§ TASK PROMPT: Look through the material below. Copy each line that contains the string "JSON".
*** ITEMS ***
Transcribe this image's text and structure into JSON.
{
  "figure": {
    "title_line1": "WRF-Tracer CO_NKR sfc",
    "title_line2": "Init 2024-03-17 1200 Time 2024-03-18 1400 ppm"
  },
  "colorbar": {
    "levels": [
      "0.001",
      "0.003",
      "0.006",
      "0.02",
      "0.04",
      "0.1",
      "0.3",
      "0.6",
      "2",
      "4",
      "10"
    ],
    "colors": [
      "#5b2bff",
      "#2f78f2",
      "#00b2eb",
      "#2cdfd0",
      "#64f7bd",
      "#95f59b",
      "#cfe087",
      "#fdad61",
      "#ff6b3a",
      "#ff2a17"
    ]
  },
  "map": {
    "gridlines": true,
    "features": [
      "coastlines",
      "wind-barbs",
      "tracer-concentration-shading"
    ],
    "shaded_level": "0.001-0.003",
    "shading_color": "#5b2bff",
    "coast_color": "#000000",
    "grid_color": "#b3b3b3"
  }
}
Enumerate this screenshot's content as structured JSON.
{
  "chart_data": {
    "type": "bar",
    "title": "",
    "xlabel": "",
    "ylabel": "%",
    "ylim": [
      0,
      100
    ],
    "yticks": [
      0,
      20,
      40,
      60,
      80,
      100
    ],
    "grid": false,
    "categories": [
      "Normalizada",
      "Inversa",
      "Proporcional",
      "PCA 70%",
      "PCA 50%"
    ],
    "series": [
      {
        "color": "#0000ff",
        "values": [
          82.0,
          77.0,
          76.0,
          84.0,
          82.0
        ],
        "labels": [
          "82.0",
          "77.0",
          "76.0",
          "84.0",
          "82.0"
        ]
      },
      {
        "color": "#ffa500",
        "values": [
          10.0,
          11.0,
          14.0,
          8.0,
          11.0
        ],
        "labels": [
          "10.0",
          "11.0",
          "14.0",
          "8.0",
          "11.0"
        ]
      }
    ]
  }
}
***
§ COMPLETE OUTPUT:
Transcribe this image's text and structure into JSON.
Enumerate this screenshot's content as structured JSON.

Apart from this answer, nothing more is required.